## VOTRE CONSIGNE
Modifiez ces lignes en remplaçant « Minute » par « Minutes », sans rien changer d'autre, dans tous les enregistrements. Laissez les images hors de la réponse.

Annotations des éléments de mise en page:
======

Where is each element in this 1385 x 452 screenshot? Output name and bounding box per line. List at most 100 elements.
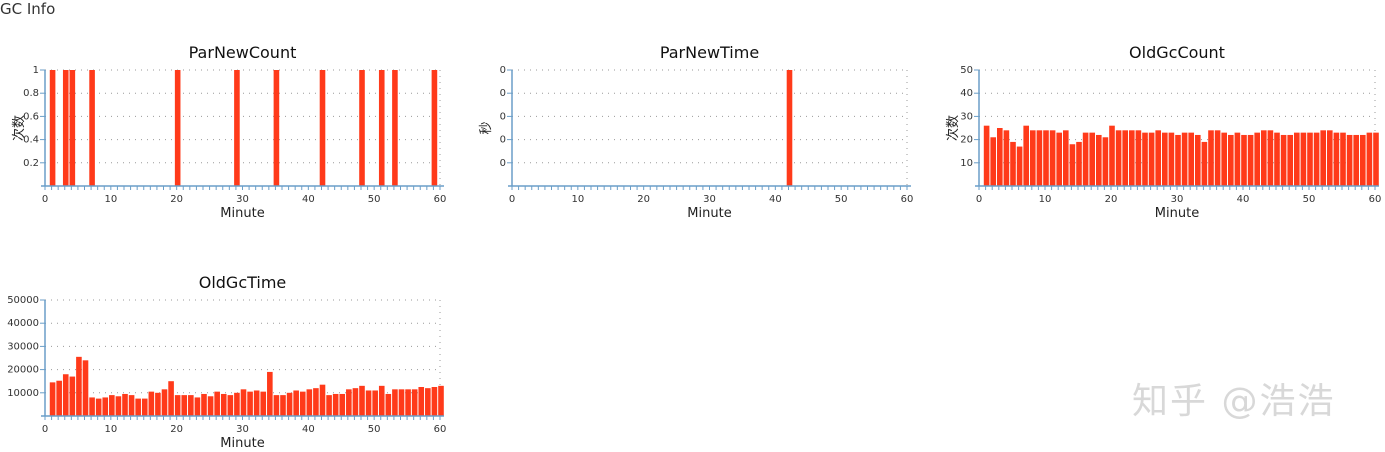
bar [1135,130,1142,186]
bar [168,381,174,416]
bar [372,390,378,416]
bar [1326,130,1333,186]
bar [253,390,260,416]
bar [1095,134,1102,186]
bar [1227,134,1234,186]
bar [359,385,365,416]
x-tick-label: 30 [1171,194,1184,205]
y-tick-label: 0 [500,65,506,76]
y-tick-label: 0 [500,88,506,99]
x-tick-label: 50 [835,194,848,205]
bar [135,398,141,416]
bar [1300,132,1307,186]
bar [89,70,95,186]
bar [115,396,122,416]
bar [174,395,181,416]
bar [1161,132,1168,186]
bar [1320,130,1327,186]
y-tick-label: 30000 [7,341,39,352]
x-axis-label: Minute [220,206,264,221]
bar [161,389,168,416]
x-tick-label: 20 [170,424,183,435]
bar [201,393,207,416]
bar [1023,125,1030,186]
x-tick-label: 50 [368,194,381,205]
x-tick-label: 40 [1237,194,1250,205]
bar [431,70,438,186]
x-tick-label: 0 [509,194,515,205]
bar [1188,132,1195,186]
bar [1109,125,1115,186]
x-tick-label: 50 [1303,194,1316,205]
bar [385,393,392,416]
x-tick-label: 30 [236,194,249,205]
y-tick-label: 1 [33,65,39,76]
x-tick-label: 40 [302,194,315,205]
x-tick-label: 10 [104,424,117,435]
bar [1366,132,1373,186]
bar [188,395,194,416]
bar [1247,134,1254,186]
chart-title: ParNewTime [660,43,759,62]
bar [273,395,280,416]
bar [49,382,56,416]
x-tick-label: 60 [901,194,914,205]
bar [1287,134,1294,186]
bar [1346,134,1353,186]
x-tick-label: 60 [1369,194,1382,205]
bar [1069,144,1076,186]
x-axis-label: Minute [220,436,264,451]
bar [418,387,425,416]
x-tick-label: 40 [302,424,315,435]
bar [69,70,76,186]
bar [141,398,148,416]
bar [155,392,161,416]
bar [293,390,299,416]
bar [1089,132,1096,186]
bar [1333,132,1340,186]
y-tick-label: 20 [960,135,973,146]
bar [181,395,188,416]
bar [220,393,227,416]
bar [1293,132,1300,186]
bar [1155,130,1162,186]
bar [359,70,365,186]
bar [1201,141,1208,186]
x-tick-label: 10 [104,194,117,205]
bar [69,376,76,416]
y-tick-label: 10000 [7,388,39,399]
bar [247,391,253,416]
bar [234,70,240,186]
bar [1313,132,1320,186]
bar [1148,132,1155,186]
x-tick-label: 30 [236,424,249,435]
bar [260,391,267,416]
bar [1208,130,1214,186]
x-tick-label: 40 [769,194,782,205]
bar [280,395,286,416]
bar [1214,130,1221,186]
chart-title: ParNewCount [189,43,297,62]
bar [411,389,418,416]
bar [1234,132,1241,186]
x-tick-label: 0 [42,424,48,435]
y-axis-label: 次数 [11,115,27,141]
bar [1359,134,1366,186]
bar [109,395,115,416]
bar [148,391,155,416]
y-tick-label: 20000 [7,365,39,376]
bar [49,70,56,186]
chart-title: OldGcCount [1129,43,1225,62]
bar [1241,134,1247,186]
bar [240,389,247,416]
y-axis-label: 秒 [479,121,494,134]
bar [313,388,319,416]
bar [983,125,990,186]
y-tick-label: 0 [500,135,506,146]
bar [267,371,273,416]
y-tick-label: 0.6 [23,111,39,122]
bar [62,374,69,416]
bar [214,391,220,416]
bar [319,384,326,416]
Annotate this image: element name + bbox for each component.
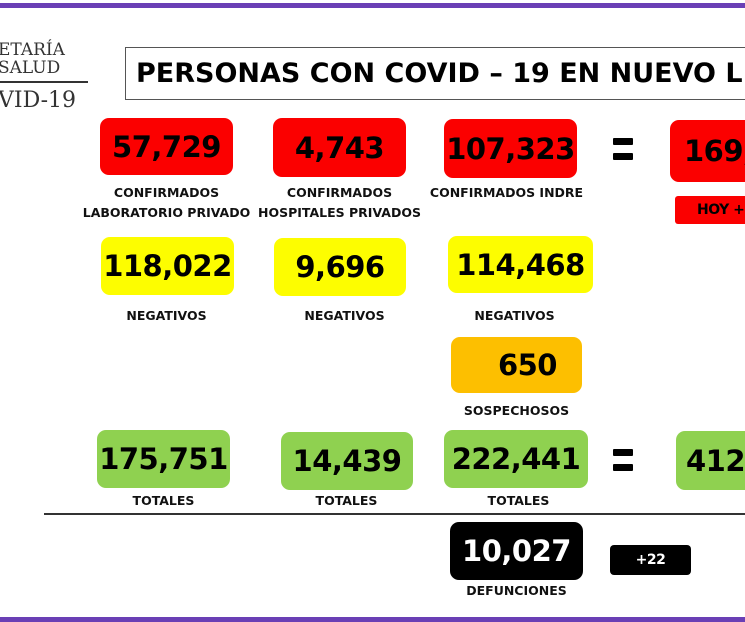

======

## CORRIGÉ
Where is each element in this 1385 x 452 screenshot? Output name and bounding box per line. List at most 100 elements.
bar [1135,130,1142,186]
bar [168,381,174,416]
bar [372,390,378,416]
bar [1326,130,1333,186]
bar [253,390,260,416]
bar [1095,134,1102,186]
bar [1227,134,1234,186]
bar [359,385,365,416]
x-tick-label: 30 [1171,194,1184,205]
y-tick-label: 0 [500,65,506,76]
y-tick-label: 0 [500,88,506,99]
x-tick-label: 50 [835,194,848,205]
bar [135,398,141,416]
bar [1300,132,1307,186]
bar [89,70,95,186]
bar [115,396,122,416]
bar [174,395,181,416]
bar [1161,132,1168,186]
bar [1320,130,1327,186]
y-tick-label: 30000 [7,341,39,352]
x-axis-label: Minutes [220,206,264,221]
bar [161,389,168,416]
x-tick-label: 20 [170,424,183,435]
bar [201,393,207,416]
bar [1023,125,1030,186]
x-tick-label: 50 [368,194,381,205]
x-tick-label: 40 [1237,194,1250,205]
bar [431,70,438,186]
x-tick-label: 0 [509,194,515,205]
bar [1188,132,1195,186]
bar [1109,125,1115,186]
x-tick-label: 50 [1303,194,1316,205]
bar [385,393,392,416]
x-tick-label: 30 [236,194,249,205]
y-tick-label: 1 [33,65,39,76]
x-tick-label: 40 [302,194,315,205]
x-tick-label: 10 [104,424,117,435]
bar [1366,132,1373,186]
bar [188,395,194,416]
bar [1247,134,1254,186]
chart-title: ParNewTime [660,43,759,62]
bar [273,395,280,416]
bar [49,382,56,416]
x-tick-label: 60 [901,194,914,205]
bar [1287,134,1294,186]
bar [1346,134,1353,186]
x-tick-label: 60 [1369,194,1382,205]
bar [1069,144,1076,186]
x-axis-label: Minutes [220,436,264,451]
bar [418,387,425,416]
x-tick-label: 40 [302,424,315,435]
bar [69,70,76,186]
bar [141,398,148,416]
bar [155,392,161,416]
bar [293,390,299,416]
bar [1089,132,1096,186]
bar [1333,132,1340,186]
y-tick-label: 20 [960,135,973,146]
bar [181,395,188,416]
bar [220,393,227,416]
bar [1293,132,1300,186]
bar [1155,130,1162,186]
bar [359,70,365,186]
bar [1201,141,1208,186]
x-tick-label: 10 [104,194,117,205]
bar [69,376,76,416]
y-tick-label: 10000 [7,388,39,399]
bar [247,391,253,416]
bar [234,70,240,186]
bar [1313,132,1320,186]
bar [1148,132,1155,186]
x-tick-label: 30 [236,424,249,435]
bar [260,391,267,416]
bar [1208,130,1214,186]
x-tick-label: 40 [769,194,782,205]
bar [280,395,286,416]
bar [1214,130,1221,186]
chart-title: ParNewCount [189,43,297,62]
bar [411,389,418,416]
bar [1234,132,1241,186]
x-tick-label: 0 [42,424,48,435]
y-axis-label: 次数 [11,115,27,141]
bar [1359,134,1366,186]
bar [109,395,115,416]
bar [148,391,155,416]
y-tick-label: 20000 [7,365,39,376]
bar [49,70,56,186]
chart-title: OldGcCount [1129,43,1225,62]
bar [1241,134,1247,186]
bar [240,389,247,416]
y-axis-label: 秒 [479,121,494,134]
bar [313,388,319,416]
bar [983,125,990,186]
y-tick-label: 0 [500,135,506,146]
bar [267,371,273,416]
y-tick-label: 0.6 [23,111,39,122]
bar [62,374,69,416]
bar [214,391,220,416]
bar [319,384,326,416]
Annotate this image: element name + bbox for each component.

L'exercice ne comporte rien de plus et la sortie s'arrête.